## TEXT SEGMENT
NAME
amas
—
AMD memory address map
SYNOPSIS
amas* at pci?
DESCRIPTION
The amas
driver provides read access to
the AMD memory map, which describes the location of physical memory.
One instance of this device is shared between all cores on a chip. This device is present on AMD processors of the 0Fh, 10h and 11h family.
The amas
device can run in either
interleaved mode or in non-interleaved mode. In interleaved mode, the
physical memory addresses are rotated across each chip.
amas
sits between the CPU cores, the DRAM controller
and the HyperTransport bus. When a CPU requests a memory page,
amas
decides if the request is serviced from memory
local to the chip, in which case it normalizes the address and passes it on
to the dram controller. If the request refers to memory present on a
different chip, the request is forwarded to the correct chip using the
hypertransport bus.

## PROVIDED RECORDS
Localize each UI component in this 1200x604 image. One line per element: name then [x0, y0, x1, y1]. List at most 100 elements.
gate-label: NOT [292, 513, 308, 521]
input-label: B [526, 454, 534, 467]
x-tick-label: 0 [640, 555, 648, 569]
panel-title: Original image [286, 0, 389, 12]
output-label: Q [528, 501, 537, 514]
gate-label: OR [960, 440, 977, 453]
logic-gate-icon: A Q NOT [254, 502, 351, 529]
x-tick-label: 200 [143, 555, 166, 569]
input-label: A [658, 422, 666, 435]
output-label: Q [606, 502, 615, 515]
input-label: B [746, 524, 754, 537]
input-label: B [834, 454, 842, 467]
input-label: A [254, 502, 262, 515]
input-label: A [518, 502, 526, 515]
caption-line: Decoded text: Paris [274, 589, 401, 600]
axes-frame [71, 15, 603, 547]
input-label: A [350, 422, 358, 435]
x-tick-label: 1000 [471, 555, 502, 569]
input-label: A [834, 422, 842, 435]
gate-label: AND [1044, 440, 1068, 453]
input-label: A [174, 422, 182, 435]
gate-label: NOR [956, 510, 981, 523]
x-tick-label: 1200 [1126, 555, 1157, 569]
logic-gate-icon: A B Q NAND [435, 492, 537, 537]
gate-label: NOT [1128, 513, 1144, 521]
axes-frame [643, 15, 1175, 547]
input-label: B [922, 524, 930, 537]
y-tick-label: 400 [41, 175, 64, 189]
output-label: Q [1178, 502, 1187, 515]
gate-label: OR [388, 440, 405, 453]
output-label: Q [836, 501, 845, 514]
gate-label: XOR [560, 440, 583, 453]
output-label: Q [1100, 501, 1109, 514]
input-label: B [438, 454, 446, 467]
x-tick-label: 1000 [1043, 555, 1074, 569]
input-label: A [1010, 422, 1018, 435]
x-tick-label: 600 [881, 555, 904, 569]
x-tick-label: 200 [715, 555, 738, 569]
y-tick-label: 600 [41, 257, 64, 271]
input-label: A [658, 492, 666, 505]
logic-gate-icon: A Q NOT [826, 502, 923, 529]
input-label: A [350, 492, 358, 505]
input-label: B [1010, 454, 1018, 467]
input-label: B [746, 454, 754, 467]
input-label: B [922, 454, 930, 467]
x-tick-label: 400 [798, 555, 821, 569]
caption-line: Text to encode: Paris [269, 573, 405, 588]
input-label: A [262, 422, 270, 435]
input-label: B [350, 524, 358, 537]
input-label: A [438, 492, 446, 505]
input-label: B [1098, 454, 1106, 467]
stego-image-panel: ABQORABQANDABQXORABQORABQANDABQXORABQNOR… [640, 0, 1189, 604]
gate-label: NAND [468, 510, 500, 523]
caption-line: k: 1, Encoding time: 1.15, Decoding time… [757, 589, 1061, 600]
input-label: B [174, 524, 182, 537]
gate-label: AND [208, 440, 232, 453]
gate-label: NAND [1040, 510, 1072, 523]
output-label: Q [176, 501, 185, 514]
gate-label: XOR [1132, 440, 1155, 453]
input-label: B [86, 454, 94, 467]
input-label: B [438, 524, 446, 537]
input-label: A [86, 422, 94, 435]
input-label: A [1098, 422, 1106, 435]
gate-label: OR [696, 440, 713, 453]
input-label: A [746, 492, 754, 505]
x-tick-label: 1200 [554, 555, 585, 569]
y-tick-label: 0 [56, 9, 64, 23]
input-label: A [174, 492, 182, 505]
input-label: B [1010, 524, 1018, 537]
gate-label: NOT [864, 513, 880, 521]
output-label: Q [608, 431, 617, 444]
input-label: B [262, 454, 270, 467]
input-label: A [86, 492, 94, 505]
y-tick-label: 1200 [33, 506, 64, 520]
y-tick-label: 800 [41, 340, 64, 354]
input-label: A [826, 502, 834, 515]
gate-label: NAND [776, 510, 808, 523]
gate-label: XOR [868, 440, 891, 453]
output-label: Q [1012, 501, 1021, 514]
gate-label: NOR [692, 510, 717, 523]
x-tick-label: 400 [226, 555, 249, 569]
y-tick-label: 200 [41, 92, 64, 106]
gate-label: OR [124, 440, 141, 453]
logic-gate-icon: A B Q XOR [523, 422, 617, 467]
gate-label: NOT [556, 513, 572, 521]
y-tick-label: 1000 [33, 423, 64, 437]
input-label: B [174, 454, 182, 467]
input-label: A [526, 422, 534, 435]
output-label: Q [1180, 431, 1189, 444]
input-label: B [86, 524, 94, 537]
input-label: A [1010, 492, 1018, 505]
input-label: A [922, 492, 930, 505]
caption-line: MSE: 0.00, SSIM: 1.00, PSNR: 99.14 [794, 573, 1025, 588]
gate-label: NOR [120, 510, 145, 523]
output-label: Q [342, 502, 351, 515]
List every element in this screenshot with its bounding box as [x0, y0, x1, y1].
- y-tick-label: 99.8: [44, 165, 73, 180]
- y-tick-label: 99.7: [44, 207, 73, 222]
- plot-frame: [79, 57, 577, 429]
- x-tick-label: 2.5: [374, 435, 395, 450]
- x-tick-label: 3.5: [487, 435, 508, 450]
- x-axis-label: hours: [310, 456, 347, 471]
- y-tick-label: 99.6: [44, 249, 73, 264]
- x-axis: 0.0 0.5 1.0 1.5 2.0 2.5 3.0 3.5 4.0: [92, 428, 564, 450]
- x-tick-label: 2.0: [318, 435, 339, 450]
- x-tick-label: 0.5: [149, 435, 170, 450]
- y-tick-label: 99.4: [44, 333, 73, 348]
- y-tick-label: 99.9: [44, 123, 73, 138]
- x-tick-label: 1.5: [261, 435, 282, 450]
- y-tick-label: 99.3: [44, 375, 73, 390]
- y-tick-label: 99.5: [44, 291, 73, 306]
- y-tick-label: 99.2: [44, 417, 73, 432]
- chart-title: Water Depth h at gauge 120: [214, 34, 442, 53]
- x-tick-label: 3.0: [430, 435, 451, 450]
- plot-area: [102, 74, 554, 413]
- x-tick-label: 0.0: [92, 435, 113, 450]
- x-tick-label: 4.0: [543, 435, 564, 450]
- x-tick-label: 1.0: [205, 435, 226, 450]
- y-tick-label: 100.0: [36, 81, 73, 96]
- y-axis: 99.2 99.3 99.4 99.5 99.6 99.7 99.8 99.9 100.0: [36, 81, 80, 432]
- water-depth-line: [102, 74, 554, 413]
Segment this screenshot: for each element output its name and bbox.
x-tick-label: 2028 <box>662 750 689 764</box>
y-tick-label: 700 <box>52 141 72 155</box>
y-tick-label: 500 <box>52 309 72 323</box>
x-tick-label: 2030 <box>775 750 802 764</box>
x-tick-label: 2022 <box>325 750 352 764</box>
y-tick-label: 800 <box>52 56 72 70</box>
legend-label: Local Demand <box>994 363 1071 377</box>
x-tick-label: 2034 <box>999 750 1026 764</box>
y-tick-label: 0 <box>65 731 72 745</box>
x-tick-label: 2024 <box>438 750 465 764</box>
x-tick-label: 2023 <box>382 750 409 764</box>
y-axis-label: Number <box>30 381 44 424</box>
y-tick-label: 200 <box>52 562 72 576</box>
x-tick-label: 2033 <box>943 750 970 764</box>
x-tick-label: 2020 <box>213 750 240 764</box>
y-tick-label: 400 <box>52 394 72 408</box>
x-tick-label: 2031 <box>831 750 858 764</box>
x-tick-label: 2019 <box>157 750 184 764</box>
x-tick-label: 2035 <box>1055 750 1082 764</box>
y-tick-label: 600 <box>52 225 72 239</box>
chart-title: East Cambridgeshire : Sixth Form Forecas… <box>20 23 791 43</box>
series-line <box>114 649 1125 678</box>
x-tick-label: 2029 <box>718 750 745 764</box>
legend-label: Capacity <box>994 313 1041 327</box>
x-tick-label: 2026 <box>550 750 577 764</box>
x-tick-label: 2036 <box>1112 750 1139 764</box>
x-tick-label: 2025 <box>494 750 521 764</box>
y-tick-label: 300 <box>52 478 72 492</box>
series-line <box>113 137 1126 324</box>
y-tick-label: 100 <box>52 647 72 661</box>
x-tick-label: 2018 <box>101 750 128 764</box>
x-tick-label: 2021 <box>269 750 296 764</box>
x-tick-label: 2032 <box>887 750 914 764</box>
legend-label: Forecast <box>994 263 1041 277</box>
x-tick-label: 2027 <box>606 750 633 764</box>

## TASK REQUIREMENTS
1 > Please reproduce the amas driver text word for word, starting at "DESCRIPTION" and ending at "across each chip.".
2 > Rewrite the lines of the records as a numbered list, starting at the first line of the records and ending at the line that contains "x-tick-label: 0 [640, 555, 648, 569]", with both of those lines included and any blank lines left out.

## FINAL RESULTS
1 >
DESCRIPTION
The amas
driver provides read access to
the AMD memory map, which describes the location of physical memory.
One instance of this device is shared between all cores on a chip. This device is present on AMD processors of the 0Fh, 10h and 11h family.
The amas
device can run in either
interleaved mode or in non-interleaved mode. In interleaved mode, the
physical memory addresses are rotated across each chip.

2 >
1. Localize each UI component in this 1200x604 image. One line per element: name then [x0, y0, x1, y1]. List at most 100 elements.
2. gate-label: NOT [292, 513, 308, 521]
3. input-label: B [526, 454, 534, 467]
4. x-tick-label: 0 [640, 555, 648, 569]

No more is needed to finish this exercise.